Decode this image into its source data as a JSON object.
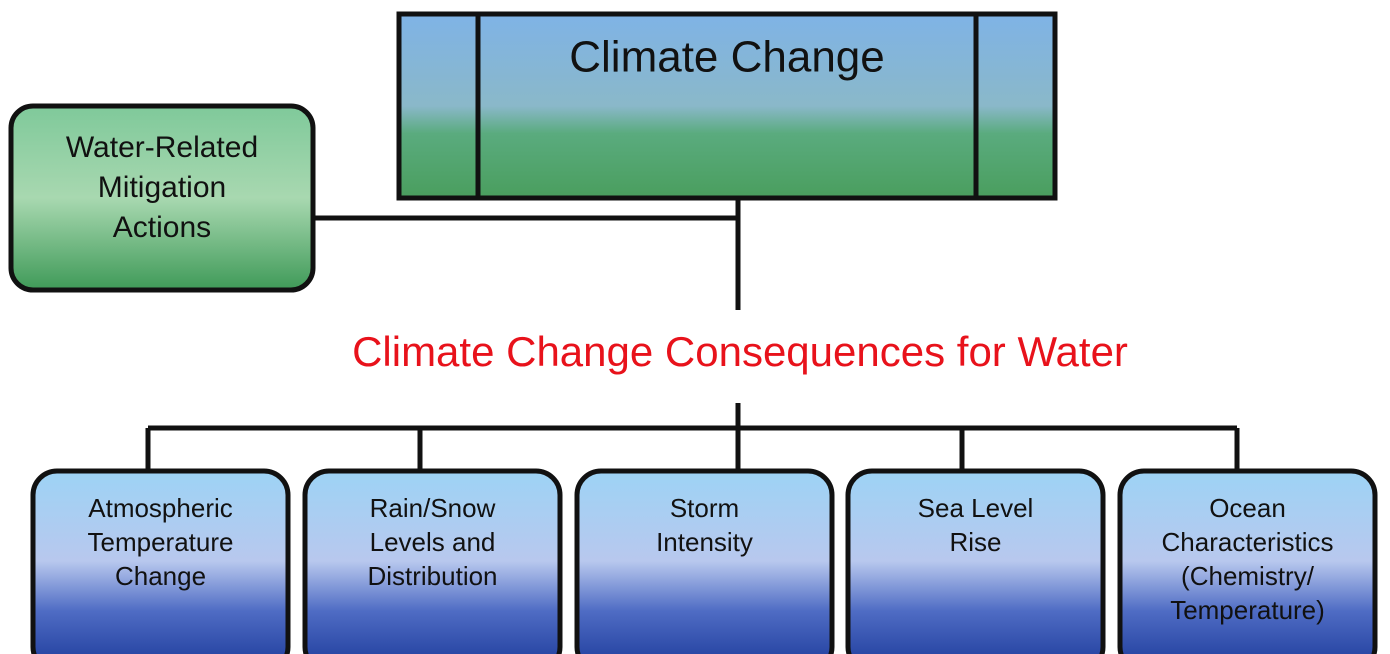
{
  "title": {
    "lines": [
      "Climate Change"
    ]
  },
  "mitigation": {
    "lines": [
      "Water-Related",
      "Mitigation",
      "Actions"
    ]
  },
  "consequences_heading": "Climate Change Consequences for Water",
  "consequences": [
    {
      "lines": [
        "Atmospheric",
        "Temperature",
        "Change"
      ]
    },
    {
      "lines": [
        "Rain/Snow",
        "Levels and",
        "Distribution"
      ]
    },
    {
      "lines": [
        "Storm",
        "Intensity"
      ]
    },
    {
      "lines": [
        "Sea Level",
        "Rise"
      ]
    },
    {
      "lines": [
        "Ocean",
        "Characteristics",
        "(Chemistry/",
        "Temperature)"
      ]
    }
  ]
}
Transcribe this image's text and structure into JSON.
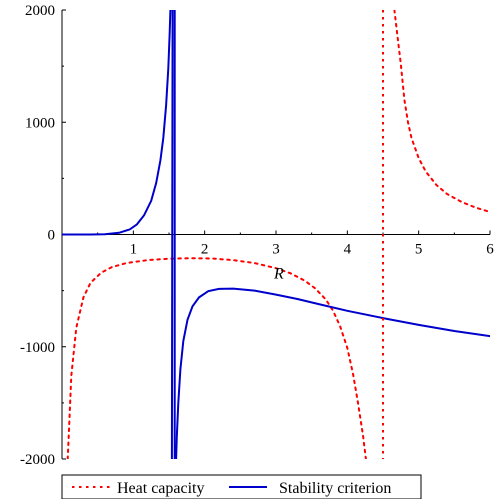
{
  "chart_data": {
    "type": "line",
    "xlabel": "R",
    "ylabel": "",
    "xlim": [
      0,
      6
    ],
    "ylim": [
      -2000,
      2000
    ],
    "xticks": [
      "1",
      "2",
      "3",
      "4",
      "5",
      "6"
    ],
    "yticks": [
      "2000",
      "1000",
      "0",
      "-1000",
      "-2000"
    ],
    "grid": false,
    "legend_position": "bottom",
    "series": [
      {
        "name": "Heat capacity",
        "style": "dotted",
        "color": "#ff0000",
        "segments": [
          [
            [
              0.08,
              -2000
            ],
            [
              0.1,
              -1720
            ],
            [
              0.13,
              -1260
            ],
            [
              0.2,
              -830
            ],
            [
              0.3,
              -560
            ],
            [
              0.4,
              -430
            ],
            [
              0.55,
              -340
            ],
            [
              0.7,
              -290
            ],
            [
              0.9,
              -255
            ],
            [
              1.2,
              -228
            ],
            [
              1.5,
              -216
            ],
            [
              1.8,
              -211
            ],
            [
              2.1,
              -214
            ],
            [
              2.4,
              -228
            ],
            [
              2.7,
              -255
            ],
            [
              3.0,
              -300
            ],
            [
              3.2,
              -345
            ],
            [
              3.4,
              -410
            ],
            [
              3.55,
              -480
            ],
            [
              3.7,
              -580
            ],
            [
              3.8,
              -680
            ],
            [
              3.9,
              -820
            ],
            [
              4.0,
              -1010
            ],
            [
              4.08,
              -1240
            ],
            [
              4.15,
              -1500
            ],
            [
              4.22,
              -1790
            ],
            [
              4.26,
              -2000
            ]
          ],
          [
            [
              4.66,
              2000
            ],
            [
              4.7,
              1780
            ],
            [
              4.75,
              1520
            ],
            [
              4.8,
              1200
            ],
            [
              4.85,
              1000
            ],
            [
              4.9,
              860
            ],
            [
              5.0,
              680
            ],
            [
              5.1,
              560
            ],
            [
              5.25,
              440
            ],
            [
              5.4,
              360
            ],
            [
              5.6,
              290
            ],
            [
              5.8,
              240
            ],
            [
              6.0,
              200
            ]
          ]
        ]
      },
      {
        "name": "Stability criterion",
        "style": "solid",
        "color": "#0000cc",
        "segments": [
          [
            [
              0,
              0
            ],
            [
              0.4,
              0
            ],
            [
              0.6,
              3
            ],
            [
              0.8,
              15
            ],
            [
              0.95,
              45
            ],
            [
              1.05,
              90
            ],
            [
              1.15,
              170
            ],
            [
              1.25,
              300
            ],
            [
              1.32,
              460
            ],
            [
              1.38,
              660
            ],
            [
              1.42,
              860
            ],
            [
              1.46,
              1150
            ],
            [
              1.49,
              1480
            ],
            [
              1.51,
              1800
            ],
            [
              1.52,
              2000
            ]
          ],
          [
            [
              1.54,
              -2000
            ],
            [
              1.55,
              2000
            ]
          ],
          [
            [
              1.58,
              2000
            ],
            [
              1.58,
              -2000
            ]
          ],
          [
            [
              1.6,
              -2000
            ],
            [
              1.61,
              -1800
            ],
            [
              1.63,
              -1500
            ],
            [
              1.66,
              -1200
            ],
            [
              1.7,
              -950
            ],
            [
              1.76,
              -760
            ],
            [
              1.83,
              -640
            ],
            [
              1.92,
              -560
            ],
            [
              2.05,
              -505
            ],
            [
              2.2,
              -485
            ],
            [
              2.4,
              -482
            ],
            [
              2.7,
              -500
            ],
            [
              3.0,
              -535
            ],
            [
              3.3,
              -575
            ],
            [
              3.6,
              -620
            ],
            [
              4.0,
              -680
            ],
            [
              4.5,
              -745
            ],
            [
              5.0,
              -805
            ],
            [
              5.5,
              -860
            ],
            [
              6.0,
              -905
            ]
          ]
        ]
      }
    ],
    "asymptotes": [
      {
        "series": "Heat capacity",
        "x": 4.5,
        "style": "dotted",
        "color": "#ff0000"
      }
    ]
  }
}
+++
Set task | Restate each entry word for word, leaving out any pictures.

Solution for this problem |
Decode this image into its source data as a JSON object.
{
  "title": {
    "lines": [
      "Climate Change"
    ]
  },
  "mitigation": {
    "lines": [
      "Water-Related",
      "Mitigation",
      "Actions"
    ]
  },
  "consequences_heading": "Climate Change Consequences for Water",
  "consequences": [
    {
      "lines": [
        "Atmospheric",
        "Temperature",
        "Change"
      ]
    },
    {
      "lines": [
        "Rain/Snow",
        "Levels and",
        "Distribution"
      ]
    },
    {
      "lines": [
        "Storm",
        "Intensity"
      ]
    },
    {
      "lines": [
        "Sea Level",
        "Rise"
      ]
    },
    {
      "lines": [
        "Ocean",
        "Characteristics",
        "(Chemistry/",
        "Temperature)"
      ]
    }
  ]
}
Transcribe this image's text and structure into JSON.
{
  "chart_data": {
    "type": "line",
    "xlabel": "R",
    "ylabel": "",
    "xlim": [
      0,
      6
    ],
    "ylim": [
      -2000,
      2000
    ],
    "xticks": [
      "1",
      "2",
      "3",
      "4",
      "5",
      "6"
    ],
    "yticks": [
      "2000",
      "1000",
      "0",
      "-1000",
      "-2000"
    ],
    "grid": false,
    "legend_position": "bottom",
    "series": [
      {
        "name": "Heat capacity",
        "style": "dotted",
        "color": "#ff0000",
        "segments": [
          [
            [
              0.08,
              -2000
            ],
            [
              0.1,
              -1720
            ],
            [
              0.13,
              -1260
            ],
            [
              0.2,
              -830
            ],
            [
              0.3,
              -560
            ],
            [
              0.4,
              -430
            ],
            [
              0.55,
              -340
            ],
            [
              0.7,
              -290
            ],
            [
              0.9,
              -255
            ],
            [
              1.2,
              -228
            ],
            [
              1.5,
              -216
            ],
            [
              1.8,
              -211
            ],
            [
              2.1,
              -214
            ],
            [
              2.4,
              -228
            ],
            [
              2.7,
              -255
            ],
            [
              3.0,
              -300
            ],
            [
              3.2,
              -345
            ],
            [
              3.4,
              -410
            ],
            [
              3.55,
              -480
            ],
            [
              3.7,
              -580
            ],
            [
              3.8,
              -680
            ],
            [
              3.9,
              -820
            ],
            [
              4.0,
              -1010
            ],
            [
              4.08,
              -1240
            ],
            [
              4.15,
              -1500
            ],
            [
              4.22,
              -1790
            ],
            [
              4.26,
              -2000
            ]
          ],
          [
            [
              4.66,
              2000
            ],
            [
              4.7,
              1780
            ],
            [
              4.75,
              1520
            ],
            [
              4.8,
              1200
            ],
            [
              4.85,
              1000
            ],
            [
              4.9,
              860
            ],
            [
              5.0,
              680
            ],
            [
              5.1,
              560
            ],
            [
              5.25,
              440
            ],
            [
              5.4,
              360
            ],
            [
              5.6,
              290
            ],
            [
              5.8,
              240
            ],
            [
              6.0,
              200
            ]
          ]
        ]
      },
      {
        "name": "Stability criterion",
        "style": "solid",
        "color": "#0000cc",
        "segments": [
          [
            [
              0,
              0
            ],
            [
              0.4,
              0
            ],
            [
              0.6,
              3
            ],
            [
              0.8,
              15
            ],
            [
              0.95,
              45
            ],
            [
              1.05,
              90
            ],
            [
              1.15,
              170
            ],
            [
              1.25,
              300
            ],
            [
              1.32,
              460
            ],
            [
              1.38,
              660
            ],
            [
              1.42,
              860
            ],
            [
              1.46,
              1150
            ],
            [
              1.49,
              1480
            ],
            [
              1.51,
              1800
            ],
            [
              1.52,
              2000
            ]
          ],
          [
            [
              1.54,
              -2000
            ],
            [
              1.55,
              2000
            ]
          ],
          [
            [
              1.58,
              2000
            ],
            [
              1.58,
              -2000
            ]
          ],
          [
            [
              1.6,
              -2000
            ],
            [
              1.61,
              -1800
            ],
            [
              1.63,
              -1500
            ],
            [
              1.66,
              -1200
            ],
            [
              1.7,
              -950
            ],
            [
              1.76,
              -760
            ],
            [
              1.83,
              -640
            ],
            [
              1.92,
              -560
            ],
            [
              2.05,
              -505
            ],
            [
              2.2,
              -485
            ],
            [
              2.4,
              -482
            ],
            [
              2.7,
              -500
            ],
            [
              3.0,
              -535
            ],
            [
              3.3,
              -575
            ],
            [
              3.6,
              -620
            ],
            [
              4.0,
              -680
            ],
            [
              4.5,
              -745
            ],
            [
              5.0,
              -805
            ],
            [
              5.5,
              -860
            ],
            [
              6.0,
              -905
            ]
          ]
        ]
      }
    ],
    "asymptotes": [
      {
        "series": "Heat capacity",
        "x": 4.5,
        "style": "dotted",
        "color": "#ff0000"
      }
    ]
  }
}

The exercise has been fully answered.